(Figure record extracts)
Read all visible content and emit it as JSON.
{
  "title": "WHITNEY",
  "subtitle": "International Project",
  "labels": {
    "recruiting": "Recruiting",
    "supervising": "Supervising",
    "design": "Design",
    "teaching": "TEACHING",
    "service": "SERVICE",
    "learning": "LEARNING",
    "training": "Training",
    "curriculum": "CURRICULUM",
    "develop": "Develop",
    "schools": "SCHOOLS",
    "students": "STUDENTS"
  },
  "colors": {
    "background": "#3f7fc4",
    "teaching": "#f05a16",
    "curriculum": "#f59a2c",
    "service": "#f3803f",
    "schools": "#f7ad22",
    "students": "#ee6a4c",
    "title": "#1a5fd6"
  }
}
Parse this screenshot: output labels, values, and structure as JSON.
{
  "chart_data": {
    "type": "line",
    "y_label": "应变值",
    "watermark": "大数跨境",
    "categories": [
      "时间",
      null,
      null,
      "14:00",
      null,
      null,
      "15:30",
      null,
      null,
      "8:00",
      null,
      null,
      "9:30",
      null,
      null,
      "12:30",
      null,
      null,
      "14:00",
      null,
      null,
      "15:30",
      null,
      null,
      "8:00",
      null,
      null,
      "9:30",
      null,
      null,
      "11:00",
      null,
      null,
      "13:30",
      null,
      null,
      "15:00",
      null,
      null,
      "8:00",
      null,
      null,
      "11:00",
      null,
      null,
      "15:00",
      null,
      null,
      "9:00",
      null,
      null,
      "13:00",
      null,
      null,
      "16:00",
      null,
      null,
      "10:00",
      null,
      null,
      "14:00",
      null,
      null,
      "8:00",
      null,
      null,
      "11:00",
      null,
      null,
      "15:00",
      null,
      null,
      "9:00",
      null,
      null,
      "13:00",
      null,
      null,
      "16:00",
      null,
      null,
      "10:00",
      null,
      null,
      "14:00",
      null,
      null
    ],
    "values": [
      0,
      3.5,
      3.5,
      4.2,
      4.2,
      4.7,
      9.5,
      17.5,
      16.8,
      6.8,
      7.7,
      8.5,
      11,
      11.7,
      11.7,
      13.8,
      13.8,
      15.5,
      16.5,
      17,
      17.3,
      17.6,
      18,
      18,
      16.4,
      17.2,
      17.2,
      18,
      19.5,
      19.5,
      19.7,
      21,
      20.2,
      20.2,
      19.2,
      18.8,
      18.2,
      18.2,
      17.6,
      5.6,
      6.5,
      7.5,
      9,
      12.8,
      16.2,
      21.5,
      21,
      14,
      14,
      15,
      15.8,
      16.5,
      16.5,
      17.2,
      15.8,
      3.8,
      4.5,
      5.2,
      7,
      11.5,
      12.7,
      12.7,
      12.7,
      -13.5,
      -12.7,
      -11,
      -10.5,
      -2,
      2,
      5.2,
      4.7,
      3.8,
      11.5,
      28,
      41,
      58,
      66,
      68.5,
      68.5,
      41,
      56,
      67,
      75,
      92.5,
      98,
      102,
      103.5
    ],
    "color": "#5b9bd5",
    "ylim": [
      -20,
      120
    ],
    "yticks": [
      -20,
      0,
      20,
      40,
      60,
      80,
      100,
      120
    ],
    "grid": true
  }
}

What the task asks => Every line above that contains the word "curriculum" should be reported.

The answer =>
    "curriculum": "CURRICULUM",
    "curriculum": "#f59a2c",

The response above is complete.